Dataset rows
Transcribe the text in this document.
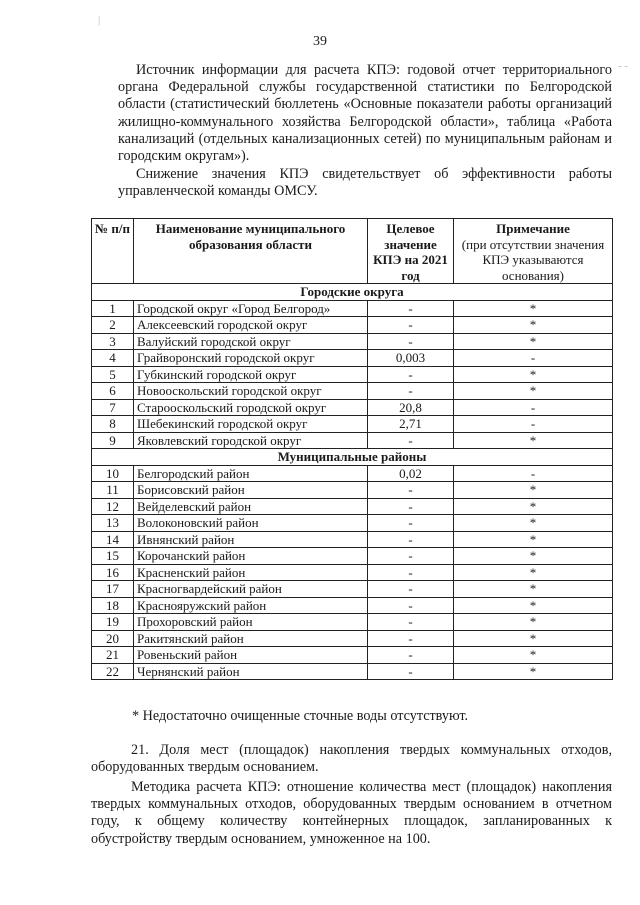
|
‐ ‐
39

Источник информации для расчета КПЭ: годовой отчет территориального органа Федеральной службы государственной статистики по Белгородской области (статистический бюллетень «Основные показатели работы организаций жилищно-коммунального хозяйства Белгородской области», таблица «Работа канализаций (отдельных канализационных сетей) по муниципальным районам и городским округам»).

Снижение значения КПЭ свидетельствует об эффективности работы управленческой команды ОМСУ.

№ п/п	Наименование муниципального образования области	Целевое значение КПЭ на 2021 год	Примечание
(при отсутствии значения КПЭ указываются основания)
Городские округа			
1	Городской округ «Город Белгород»	-	*
2	Алексеевский городской округ	-	*
3	Валуйский городской округ	-	*
4	Грайворонский городской округ	0,003	-
5	Губкинский городской округ	-	*
6	Новооскольский городской округ	-	*
7	Старооскольский городской округ	20,8	-
8	Шебекинский городской округ	2,71	-
9	Яковлевский городской округ	-	*
Муниципальные районы			
10	Белгородский район	0,02	-
11	Борисовский район	-	*
12	Вейделевский район	-	*
13	Волоконовский район	-	*
14	Ивнянский район	-	*
15	Корочанский район	-	*
16	Красненский район	-	*
17	Красногвардейский район	-	*
18	Краснояружский район	-	*
19	Прохоровский район	-	*
20	Ракитянский район	-	*
21	Ровеньский район	-	*
22	Чернянский район	-	*
* Недостаточно очищенные сточные воды отсутствуют.

21. Доля мест (площадок) накопления твердых коммунальных отходов, оборудованных твердым основанием.

Методика расчета КПЭ: отношение количества мест (площадок) накопления твердых коммунальных отходов, оборудованных твердым основанием в отчетном году, к общему количеству контейнерных площадок, запланированных к обустройству твердым основанием, умноженное на 100.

• _Objective_
Go through the listing above and work out how many lines contain the string "твердым". Reply with the number alone.

• _Answer below_
2